**Data extract**.
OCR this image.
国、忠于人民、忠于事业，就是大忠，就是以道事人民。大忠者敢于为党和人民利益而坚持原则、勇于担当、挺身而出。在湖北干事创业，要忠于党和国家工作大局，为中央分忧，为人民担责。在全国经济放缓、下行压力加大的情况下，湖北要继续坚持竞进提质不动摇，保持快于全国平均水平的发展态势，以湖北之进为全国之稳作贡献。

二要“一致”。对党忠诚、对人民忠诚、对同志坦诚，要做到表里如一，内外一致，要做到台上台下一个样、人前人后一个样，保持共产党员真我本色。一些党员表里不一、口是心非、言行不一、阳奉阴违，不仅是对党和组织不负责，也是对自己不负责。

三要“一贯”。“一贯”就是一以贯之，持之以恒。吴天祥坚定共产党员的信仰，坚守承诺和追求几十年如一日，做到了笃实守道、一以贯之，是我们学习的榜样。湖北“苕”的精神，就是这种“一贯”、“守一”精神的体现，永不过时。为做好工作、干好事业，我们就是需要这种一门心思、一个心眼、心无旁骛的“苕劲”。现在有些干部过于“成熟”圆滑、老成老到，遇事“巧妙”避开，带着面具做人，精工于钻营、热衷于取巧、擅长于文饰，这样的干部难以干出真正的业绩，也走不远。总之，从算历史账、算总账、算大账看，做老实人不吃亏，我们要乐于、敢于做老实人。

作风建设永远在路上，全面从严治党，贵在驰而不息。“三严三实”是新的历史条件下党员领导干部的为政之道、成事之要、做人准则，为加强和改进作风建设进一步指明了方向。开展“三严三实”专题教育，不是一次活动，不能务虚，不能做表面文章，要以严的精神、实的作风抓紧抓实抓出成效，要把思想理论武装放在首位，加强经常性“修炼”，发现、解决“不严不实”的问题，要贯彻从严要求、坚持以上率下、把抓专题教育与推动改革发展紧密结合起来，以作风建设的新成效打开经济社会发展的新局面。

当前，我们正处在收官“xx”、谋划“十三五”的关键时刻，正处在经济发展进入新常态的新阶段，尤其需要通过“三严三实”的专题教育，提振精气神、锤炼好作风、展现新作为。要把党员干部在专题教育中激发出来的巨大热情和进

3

**Problem to solve**. Transcribe the records above exactly as they appear.

**Final result**.
OCR this image.
国、忠于人民、忠于事业，就是大忠，就是以道事人民。大忠者敢于为党和人民利益而坚持原则、勇于担当、挺身而出。在湖北干事创业，要忠于党和国家工作大局，为中央分忧，为人民担责。在全国经济放缓、下行压力加大的情况下，湖北要继续坚持竞进提质不动摇，保持快于全国平均水平的发展态势，以湖北之进为全国之稳作贡献。

二要“一致”。对党忠诚、对人民忠诚、对同志坦诚，要做到表里如一，内外一致，要做到台上台下一个样、人前人后一个样，保持共产党员真我本色。一些党员表里不一、口是心非、言行不一、阳奉阴违，不仅是对党和组织不负责，也是对自己不负责。

三要“一贯”。“一贯”就是一以贯之，持之以恒。吴天祥坚定共产党员的信仰，坚守承诺和追求几十年如一日，做到了笃实守道、一以贯之，是我们学习的榜样。湖北“苕”的精神，就是这种“一贯”、“守一”精神的体现，永不过时。为做好工作、干好事业，我们就是需要这种一门心思、一个心眼、心无旁骛的“苕劲”。现在有些干部过于“成熟”圆滑、老成老到，遇事“巧妙”避开，带着面具做人，精工于钻营、热衷于取巧、擅长于文饰，这样的干部难以干出真正的业绩，也走不远。总之，从算历史账、算总账、算大账看，做老实人不吃亏，我们要乐于、敢于做老实人。

作风建设永远在路上，全面从严治党，贵在驰而不息。“三严三实”是新的历史条件下党员领导干部的为政之道、成事之要、做人准则，为加强和改进作风建设进一步指明了方向。开展“三严三实”专题教育，不是一次活动，不能务虚，不能做表面文章，要以严的精神、实的作风抓紧抓实抓出成效，要把思想理论武装放在首位，加强经常性“修炼”，发现、解决“不严不实”的问题，要贯彻从严要求、坚持以上率下、把抓专题教育与推动改革发展紧密结合起来，以作风建设的新成效打开经济社会发展的新局面。

当前，我们正处在收官“xx”、谋划“十三五”的关键时刻，正处在经济发展进入新常态的新阶段，尤其需要通过“三严三实”的专题教育，提振精气神、锤炼好作风、展现新作为。要把党员干部在专题教育中激发出来的巨大热情和进

3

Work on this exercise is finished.